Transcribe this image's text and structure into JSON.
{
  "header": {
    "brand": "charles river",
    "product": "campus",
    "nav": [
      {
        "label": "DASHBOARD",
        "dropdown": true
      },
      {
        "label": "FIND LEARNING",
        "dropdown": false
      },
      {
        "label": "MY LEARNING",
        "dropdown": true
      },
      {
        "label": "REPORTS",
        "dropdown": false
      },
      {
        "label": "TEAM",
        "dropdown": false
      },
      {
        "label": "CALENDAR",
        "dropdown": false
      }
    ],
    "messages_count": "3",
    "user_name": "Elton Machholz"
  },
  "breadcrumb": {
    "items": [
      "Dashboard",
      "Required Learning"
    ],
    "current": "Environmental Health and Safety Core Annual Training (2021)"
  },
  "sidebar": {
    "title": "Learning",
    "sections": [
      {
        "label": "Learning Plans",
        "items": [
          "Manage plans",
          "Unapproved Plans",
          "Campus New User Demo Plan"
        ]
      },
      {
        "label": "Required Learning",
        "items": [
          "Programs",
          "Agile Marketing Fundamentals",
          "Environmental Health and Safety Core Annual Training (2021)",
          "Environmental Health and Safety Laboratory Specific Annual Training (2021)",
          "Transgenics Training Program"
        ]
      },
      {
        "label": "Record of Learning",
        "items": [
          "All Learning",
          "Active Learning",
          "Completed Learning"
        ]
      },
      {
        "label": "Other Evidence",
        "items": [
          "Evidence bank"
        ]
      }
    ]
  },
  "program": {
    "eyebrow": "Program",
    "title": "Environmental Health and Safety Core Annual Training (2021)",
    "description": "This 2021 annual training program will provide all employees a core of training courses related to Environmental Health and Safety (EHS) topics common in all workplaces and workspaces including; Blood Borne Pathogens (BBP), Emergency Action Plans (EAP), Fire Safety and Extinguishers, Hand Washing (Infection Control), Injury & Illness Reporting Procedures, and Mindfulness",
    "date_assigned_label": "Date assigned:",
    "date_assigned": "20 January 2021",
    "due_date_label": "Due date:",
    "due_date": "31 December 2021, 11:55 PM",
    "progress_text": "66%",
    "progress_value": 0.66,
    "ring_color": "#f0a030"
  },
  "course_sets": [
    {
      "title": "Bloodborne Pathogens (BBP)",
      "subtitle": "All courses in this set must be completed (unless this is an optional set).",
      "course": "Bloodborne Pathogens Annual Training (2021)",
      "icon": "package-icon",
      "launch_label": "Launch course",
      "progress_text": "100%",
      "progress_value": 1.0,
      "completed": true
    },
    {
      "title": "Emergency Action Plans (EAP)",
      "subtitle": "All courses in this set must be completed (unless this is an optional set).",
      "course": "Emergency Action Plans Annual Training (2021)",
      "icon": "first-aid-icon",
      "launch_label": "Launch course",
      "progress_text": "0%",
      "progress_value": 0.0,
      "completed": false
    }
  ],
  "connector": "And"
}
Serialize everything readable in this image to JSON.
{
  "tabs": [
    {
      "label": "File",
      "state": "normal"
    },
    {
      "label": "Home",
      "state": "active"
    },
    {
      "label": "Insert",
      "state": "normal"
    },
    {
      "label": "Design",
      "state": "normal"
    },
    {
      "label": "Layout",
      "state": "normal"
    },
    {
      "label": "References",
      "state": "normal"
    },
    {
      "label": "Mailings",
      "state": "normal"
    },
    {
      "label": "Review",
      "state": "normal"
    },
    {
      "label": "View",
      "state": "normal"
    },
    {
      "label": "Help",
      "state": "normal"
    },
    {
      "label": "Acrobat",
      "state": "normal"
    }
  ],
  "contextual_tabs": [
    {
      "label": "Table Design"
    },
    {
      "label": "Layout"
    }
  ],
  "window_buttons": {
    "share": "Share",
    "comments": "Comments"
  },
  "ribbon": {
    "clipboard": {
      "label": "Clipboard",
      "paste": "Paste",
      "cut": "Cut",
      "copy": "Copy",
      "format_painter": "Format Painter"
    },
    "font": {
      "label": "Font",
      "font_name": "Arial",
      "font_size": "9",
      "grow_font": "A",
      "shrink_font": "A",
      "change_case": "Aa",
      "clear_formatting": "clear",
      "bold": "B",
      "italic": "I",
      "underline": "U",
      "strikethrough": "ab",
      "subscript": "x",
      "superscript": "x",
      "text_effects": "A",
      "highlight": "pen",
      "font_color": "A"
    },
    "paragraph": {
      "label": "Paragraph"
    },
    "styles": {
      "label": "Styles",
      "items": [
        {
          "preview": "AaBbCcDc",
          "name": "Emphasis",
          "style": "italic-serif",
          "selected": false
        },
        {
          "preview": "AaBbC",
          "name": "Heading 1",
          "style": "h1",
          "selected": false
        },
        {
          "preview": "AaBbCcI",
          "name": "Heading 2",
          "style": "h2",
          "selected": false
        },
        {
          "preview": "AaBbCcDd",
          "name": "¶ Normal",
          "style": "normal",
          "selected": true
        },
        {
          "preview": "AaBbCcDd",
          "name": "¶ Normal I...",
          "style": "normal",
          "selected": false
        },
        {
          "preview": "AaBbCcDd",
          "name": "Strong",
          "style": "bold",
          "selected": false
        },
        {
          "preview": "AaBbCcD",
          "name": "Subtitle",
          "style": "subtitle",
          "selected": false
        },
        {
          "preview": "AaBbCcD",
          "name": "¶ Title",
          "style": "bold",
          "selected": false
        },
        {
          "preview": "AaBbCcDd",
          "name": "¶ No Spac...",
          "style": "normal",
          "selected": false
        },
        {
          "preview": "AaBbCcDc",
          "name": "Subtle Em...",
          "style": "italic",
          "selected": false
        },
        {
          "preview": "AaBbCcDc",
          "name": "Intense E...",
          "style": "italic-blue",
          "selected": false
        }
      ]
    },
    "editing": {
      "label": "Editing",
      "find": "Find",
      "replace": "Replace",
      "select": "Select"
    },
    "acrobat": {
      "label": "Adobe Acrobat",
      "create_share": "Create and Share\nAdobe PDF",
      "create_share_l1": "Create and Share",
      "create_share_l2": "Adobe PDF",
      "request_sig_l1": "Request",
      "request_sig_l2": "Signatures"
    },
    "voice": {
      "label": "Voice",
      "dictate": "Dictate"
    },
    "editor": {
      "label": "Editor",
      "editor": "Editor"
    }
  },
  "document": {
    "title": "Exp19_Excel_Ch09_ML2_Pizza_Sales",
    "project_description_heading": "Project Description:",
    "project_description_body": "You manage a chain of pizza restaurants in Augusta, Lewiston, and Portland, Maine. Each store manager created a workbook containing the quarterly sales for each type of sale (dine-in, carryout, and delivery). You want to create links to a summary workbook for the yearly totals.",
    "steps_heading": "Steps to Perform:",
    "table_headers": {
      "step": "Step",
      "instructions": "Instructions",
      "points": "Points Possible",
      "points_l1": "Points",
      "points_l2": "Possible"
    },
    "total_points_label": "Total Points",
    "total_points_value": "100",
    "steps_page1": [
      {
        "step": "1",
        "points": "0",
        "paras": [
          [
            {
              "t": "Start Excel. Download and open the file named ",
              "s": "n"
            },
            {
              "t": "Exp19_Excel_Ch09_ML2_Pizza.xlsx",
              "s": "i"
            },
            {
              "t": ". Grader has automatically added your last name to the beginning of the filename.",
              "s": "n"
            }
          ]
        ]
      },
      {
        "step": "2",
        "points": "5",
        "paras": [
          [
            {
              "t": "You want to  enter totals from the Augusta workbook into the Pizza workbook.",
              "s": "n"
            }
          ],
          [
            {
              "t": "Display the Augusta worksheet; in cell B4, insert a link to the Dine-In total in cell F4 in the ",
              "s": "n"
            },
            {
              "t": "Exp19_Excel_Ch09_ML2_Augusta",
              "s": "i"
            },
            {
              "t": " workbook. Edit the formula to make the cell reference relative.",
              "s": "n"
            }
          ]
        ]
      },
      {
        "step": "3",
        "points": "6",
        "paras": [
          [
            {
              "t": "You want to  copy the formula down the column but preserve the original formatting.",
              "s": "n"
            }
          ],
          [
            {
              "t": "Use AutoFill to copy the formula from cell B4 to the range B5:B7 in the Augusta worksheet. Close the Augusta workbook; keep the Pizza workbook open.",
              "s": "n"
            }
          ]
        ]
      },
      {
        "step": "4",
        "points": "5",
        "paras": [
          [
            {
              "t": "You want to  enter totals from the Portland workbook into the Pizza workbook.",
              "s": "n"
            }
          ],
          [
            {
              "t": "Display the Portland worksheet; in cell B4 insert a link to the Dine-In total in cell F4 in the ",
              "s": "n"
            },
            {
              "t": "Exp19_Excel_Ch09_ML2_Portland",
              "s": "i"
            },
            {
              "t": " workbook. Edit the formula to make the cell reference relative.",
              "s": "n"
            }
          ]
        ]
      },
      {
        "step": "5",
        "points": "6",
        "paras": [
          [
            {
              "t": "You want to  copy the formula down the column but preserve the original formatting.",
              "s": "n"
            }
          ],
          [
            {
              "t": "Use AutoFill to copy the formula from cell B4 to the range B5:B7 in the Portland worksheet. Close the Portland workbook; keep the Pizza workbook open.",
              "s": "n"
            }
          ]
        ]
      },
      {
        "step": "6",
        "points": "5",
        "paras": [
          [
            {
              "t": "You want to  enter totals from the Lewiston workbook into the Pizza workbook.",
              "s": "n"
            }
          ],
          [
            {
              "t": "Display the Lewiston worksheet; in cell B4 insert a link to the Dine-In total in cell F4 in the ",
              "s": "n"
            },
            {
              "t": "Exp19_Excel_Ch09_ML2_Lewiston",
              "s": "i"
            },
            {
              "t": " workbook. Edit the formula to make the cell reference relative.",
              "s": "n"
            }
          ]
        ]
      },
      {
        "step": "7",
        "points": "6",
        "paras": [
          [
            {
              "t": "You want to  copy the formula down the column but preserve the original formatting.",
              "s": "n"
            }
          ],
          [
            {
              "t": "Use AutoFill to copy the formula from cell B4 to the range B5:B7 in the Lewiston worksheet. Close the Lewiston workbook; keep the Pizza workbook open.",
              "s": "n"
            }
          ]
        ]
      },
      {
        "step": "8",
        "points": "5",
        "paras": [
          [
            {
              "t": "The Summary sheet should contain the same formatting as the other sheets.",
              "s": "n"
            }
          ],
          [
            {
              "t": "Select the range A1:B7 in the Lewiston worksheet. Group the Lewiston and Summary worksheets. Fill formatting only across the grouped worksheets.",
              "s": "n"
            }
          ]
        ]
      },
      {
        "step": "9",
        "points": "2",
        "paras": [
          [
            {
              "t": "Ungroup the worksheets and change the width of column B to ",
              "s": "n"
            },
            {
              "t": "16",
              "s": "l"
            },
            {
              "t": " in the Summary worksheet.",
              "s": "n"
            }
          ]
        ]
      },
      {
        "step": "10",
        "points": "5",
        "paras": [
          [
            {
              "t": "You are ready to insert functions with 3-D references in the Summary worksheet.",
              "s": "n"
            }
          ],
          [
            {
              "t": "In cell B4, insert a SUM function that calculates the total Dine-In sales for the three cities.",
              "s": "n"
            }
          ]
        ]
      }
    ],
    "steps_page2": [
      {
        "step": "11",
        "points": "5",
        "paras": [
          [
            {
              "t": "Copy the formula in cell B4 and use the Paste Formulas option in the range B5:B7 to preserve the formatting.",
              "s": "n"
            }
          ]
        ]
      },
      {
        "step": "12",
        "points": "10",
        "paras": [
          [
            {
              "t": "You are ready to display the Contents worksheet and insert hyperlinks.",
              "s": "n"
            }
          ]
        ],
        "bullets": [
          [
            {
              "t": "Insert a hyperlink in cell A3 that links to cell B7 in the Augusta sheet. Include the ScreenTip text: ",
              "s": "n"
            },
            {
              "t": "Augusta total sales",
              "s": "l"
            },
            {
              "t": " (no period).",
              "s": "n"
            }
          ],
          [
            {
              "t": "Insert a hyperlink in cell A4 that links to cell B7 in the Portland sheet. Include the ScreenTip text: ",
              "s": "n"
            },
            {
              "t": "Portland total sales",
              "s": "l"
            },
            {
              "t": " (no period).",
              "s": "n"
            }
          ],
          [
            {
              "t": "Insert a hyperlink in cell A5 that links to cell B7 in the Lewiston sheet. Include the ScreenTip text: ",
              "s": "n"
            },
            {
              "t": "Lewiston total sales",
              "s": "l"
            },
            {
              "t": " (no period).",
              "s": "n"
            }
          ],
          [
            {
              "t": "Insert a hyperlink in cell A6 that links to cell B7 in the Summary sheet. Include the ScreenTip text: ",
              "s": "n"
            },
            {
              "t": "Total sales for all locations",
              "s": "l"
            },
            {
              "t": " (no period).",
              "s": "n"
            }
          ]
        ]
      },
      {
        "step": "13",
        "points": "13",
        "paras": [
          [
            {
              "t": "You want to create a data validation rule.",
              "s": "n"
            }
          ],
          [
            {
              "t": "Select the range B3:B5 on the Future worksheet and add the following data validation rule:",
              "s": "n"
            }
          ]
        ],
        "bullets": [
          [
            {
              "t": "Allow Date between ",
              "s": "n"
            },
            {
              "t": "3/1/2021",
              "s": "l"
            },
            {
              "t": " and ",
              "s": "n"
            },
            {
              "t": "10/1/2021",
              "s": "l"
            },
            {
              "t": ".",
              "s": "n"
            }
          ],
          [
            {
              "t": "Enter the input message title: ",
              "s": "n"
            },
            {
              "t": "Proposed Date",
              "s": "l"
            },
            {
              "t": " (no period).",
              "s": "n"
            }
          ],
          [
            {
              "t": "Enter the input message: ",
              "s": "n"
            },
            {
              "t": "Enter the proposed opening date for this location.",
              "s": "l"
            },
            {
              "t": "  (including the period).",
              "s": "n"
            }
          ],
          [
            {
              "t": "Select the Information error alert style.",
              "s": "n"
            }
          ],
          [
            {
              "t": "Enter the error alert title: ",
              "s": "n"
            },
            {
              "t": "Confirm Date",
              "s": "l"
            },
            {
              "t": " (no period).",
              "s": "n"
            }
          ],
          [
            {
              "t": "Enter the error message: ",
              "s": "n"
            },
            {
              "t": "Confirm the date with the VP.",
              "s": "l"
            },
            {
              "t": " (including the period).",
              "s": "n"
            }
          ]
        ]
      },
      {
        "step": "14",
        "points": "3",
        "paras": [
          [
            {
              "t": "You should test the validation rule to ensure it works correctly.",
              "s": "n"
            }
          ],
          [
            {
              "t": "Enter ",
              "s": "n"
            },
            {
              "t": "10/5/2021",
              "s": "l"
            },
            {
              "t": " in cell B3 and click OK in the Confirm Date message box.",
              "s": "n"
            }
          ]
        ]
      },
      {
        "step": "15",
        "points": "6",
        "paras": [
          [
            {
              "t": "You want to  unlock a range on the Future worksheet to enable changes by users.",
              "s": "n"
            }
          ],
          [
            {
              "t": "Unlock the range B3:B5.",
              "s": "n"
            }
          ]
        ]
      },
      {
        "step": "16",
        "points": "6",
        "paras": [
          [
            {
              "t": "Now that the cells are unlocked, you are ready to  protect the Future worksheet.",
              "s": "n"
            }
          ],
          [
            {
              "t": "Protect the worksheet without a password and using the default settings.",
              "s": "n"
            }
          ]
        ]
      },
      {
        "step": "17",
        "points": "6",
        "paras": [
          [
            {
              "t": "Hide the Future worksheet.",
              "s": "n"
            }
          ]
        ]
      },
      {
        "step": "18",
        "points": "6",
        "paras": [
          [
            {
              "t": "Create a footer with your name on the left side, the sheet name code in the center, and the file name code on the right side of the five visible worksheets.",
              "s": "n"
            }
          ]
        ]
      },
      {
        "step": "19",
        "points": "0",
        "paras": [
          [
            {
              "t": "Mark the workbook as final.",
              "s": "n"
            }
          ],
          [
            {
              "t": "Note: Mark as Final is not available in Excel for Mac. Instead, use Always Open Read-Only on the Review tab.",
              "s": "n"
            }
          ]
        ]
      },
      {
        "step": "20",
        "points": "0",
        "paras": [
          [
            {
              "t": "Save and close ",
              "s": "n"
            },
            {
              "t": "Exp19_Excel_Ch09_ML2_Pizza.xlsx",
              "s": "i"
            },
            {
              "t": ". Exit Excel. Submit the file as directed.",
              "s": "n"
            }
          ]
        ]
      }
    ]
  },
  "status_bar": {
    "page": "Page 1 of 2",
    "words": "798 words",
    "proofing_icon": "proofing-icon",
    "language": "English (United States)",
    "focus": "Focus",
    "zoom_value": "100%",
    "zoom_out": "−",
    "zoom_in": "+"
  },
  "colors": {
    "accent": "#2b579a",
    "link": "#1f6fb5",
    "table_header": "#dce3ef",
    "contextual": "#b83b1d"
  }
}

What needs to be done
The answer must consist of each line in the entries above that includes "true".

Answer to this exercise
        "dropdown": true
        "dropdown": true
      "completed": true
          "selected": true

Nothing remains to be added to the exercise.